• [WHAT YOU HAVE TO DO] Word for word, restate every line of the material.

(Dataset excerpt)

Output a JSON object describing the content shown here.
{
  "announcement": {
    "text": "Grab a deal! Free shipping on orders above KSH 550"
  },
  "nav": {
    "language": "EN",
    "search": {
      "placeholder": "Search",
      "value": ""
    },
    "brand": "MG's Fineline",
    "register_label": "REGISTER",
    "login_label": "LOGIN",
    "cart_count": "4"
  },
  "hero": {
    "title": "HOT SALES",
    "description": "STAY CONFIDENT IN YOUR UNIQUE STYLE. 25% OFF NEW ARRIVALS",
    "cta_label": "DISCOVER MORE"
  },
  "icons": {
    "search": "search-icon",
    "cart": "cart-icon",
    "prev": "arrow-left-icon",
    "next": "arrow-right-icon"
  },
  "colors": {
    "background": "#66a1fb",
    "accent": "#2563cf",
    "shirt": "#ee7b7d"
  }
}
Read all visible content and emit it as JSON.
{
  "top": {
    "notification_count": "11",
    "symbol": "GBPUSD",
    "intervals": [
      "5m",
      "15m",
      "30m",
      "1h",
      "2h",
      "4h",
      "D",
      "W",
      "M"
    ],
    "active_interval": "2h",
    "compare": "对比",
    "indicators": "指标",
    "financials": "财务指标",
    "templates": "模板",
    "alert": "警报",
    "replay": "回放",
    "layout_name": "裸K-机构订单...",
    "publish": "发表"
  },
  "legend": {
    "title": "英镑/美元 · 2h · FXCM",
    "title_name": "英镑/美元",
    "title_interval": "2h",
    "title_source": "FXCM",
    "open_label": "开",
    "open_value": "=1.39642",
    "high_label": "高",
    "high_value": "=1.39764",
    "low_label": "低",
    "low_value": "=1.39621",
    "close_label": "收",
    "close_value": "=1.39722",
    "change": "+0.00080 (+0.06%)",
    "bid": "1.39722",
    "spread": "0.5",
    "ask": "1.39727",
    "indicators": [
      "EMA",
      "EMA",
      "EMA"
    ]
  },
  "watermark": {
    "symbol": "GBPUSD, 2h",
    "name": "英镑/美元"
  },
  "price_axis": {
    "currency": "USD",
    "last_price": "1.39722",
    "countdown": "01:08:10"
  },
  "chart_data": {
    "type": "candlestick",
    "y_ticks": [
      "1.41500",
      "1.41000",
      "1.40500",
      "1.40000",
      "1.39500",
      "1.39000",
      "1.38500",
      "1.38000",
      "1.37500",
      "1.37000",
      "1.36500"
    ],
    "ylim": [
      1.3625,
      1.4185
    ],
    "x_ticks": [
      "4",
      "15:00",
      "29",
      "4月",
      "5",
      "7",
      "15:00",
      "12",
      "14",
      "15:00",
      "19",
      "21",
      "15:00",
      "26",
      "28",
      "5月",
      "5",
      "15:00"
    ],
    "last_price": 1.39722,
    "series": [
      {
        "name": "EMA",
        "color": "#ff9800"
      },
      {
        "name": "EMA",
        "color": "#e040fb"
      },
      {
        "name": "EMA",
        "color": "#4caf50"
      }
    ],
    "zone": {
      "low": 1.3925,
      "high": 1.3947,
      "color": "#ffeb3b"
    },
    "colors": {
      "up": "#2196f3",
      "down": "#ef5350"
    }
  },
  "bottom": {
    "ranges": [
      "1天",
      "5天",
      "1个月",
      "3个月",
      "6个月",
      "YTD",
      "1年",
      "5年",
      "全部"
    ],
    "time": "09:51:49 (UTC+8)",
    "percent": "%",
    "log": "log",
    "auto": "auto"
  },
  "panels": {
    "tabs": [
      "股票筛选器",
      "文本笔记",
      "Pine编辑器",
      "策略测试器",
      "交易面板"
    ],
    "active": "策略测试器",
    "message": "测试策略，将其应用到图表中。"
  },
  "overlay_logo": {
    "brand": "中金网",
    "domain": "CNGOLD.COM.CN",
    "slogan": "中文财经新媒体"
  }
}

• [RESPONSE FOR THIS EXERCISE]
Output a JSON object describing the content shown here.
{
  "announcement": {
    "text": "Grab a deal! Free shipping on orders above KSH 550"
  },
  "nav": {
    "language": "EN",
    "search": {
      "placeholder": "Search",
      "value": ""
    },
    "brand": "MG's Fineline",
    "register_label": "REGISTER",
    "login_label": "LOGIN",
    "cart_count": "4"
  },
  "hero": {
    "title": "HOT SALES",
    "description": "STAY CONFIDENT IN YOUR UNIQUE STYLE. 25% OFF NEW ARRIVALS",
    "cta_label": "DISCOVER MORE"
  },
  "icons": {
    "search": "search-icon",
    "cart": "cart-icon",
    "prev": "arrow-left-icon",
    "next": "arrow-right-icon"
  },
  "colors": {
    "background": "#66a1fb",
    "accent": "#2563cf",
    "shirt": "#ee7b7d"
  }
}
Read all visible content and emit it as JSON.
{
  "top": {
    "notification_count": "11",
    "symbol": "GBPUSD",
    "intervals": [
      "5m",
      "15m",
      "30m",
      "1h",
      "2h",
      "4h",
      "D",
      "W",
      "M"
    ],
    "active_interval": "2h",
    "compare": "对比",
    "indicators": "指标",
    "financials": "财务指标",
    "templates": "模板",
    "alert": "警报",
    "replay": "回放",
    "layout_name": "裸K-机构订单...",
    "publish": "发表"
  },
  "legend": {
    "title": "英镑/美元 · 2h · FXCM",
    "title_name": "英镑/美元",
    "title_interval": "2h",
    "title_source": "FXCM",
    "open_label": "开",
    "open_value": "=1.39642",
    "high_label": "高",
    "high_value": "=1.39764",
    "low_label": "低",
    "low_value": "=1.39621",
    "close_label": "收",
    "close_value": "=1.39722",
    "change": "+0.00080 (+0.06%)",
    "bid": "1.39722",
    "spread": "0.5",
    "ask": "1.39727",
    "indicators": [
      "EMA",
      "EMA",
      "EMA"
    ]
  },
  "watermark": {
    "symbol": "GBPUSD, 2h",
    "name": "英镑/美元"
  },
  "price_axis": {
    "currency": "USD",
    "last_price": "1.39722",
    "countdown": "01:08:10"
  },
  "chart_data": {
    "type": "candlestick",
    "y_ticks": [
      "1.41500",
      "1.41000",
      "1.40500",
      "1.40000",
      "1.39500",
      "1.39000",
      "1.38500",
      "1.38000",
      "1.37500",
      "1.37000",
      "1.36500"
    ],
    "ylim": [
      1.3625,
      1.4185
    ],
    "x_ticks": [
      "4",
      "15:00",
      "29",
      "4月",
      "5",
      "7",
      "15:00",
      "12",
      "14",
      "15:00",
      "19",
      "21",
      "15:00",
      "26",
      "28",
      "5月",
      "5",
      "15:00"
    ],
    "last_price": 1.39722,
    "series": [
      {
        "name": "EMA",
        "color": "#ff9800"
      },
      {
        "name": "EMA",
        "color": "#e040fb"
      },
      {
        "name": "EMA",
        "color": "#4caf50"
      }
    ],
    "zone": {
      "low": 1.3925,
      "high": 1.3947,
      "color": "#ffeb3b"
    },
    "colors": {
      "up": "#2196f3",
      "down": "#ef5350"
    }
  },
  "bottom": {
    "ranges": [
      "1天",
      "5天",
      "1个月",
      "3个月",
      "6个月",
      "YTD",
      "1年",
      "5年",
      "全部"
    ],
    "time": "09:51:49 (UTC+8)",
    "percent": "%",
    "log": "log",
    "auto": "auto"
  },
  "panels": {
    "tabs": [
      "股票筛选器",
      "文本笔记",
      "Pine编辑器",
      "策略测试器",
      "交易面板"
    ],
    "active": "策略测试器",
    "message": "测试策略，将其应用到图表中。"
  },
  "overlay_logo": {
    "brand": "中金网",
    "domain": "CNGOLD.COM.CN",
    "slogan": "中文财经新媒体"
  }
}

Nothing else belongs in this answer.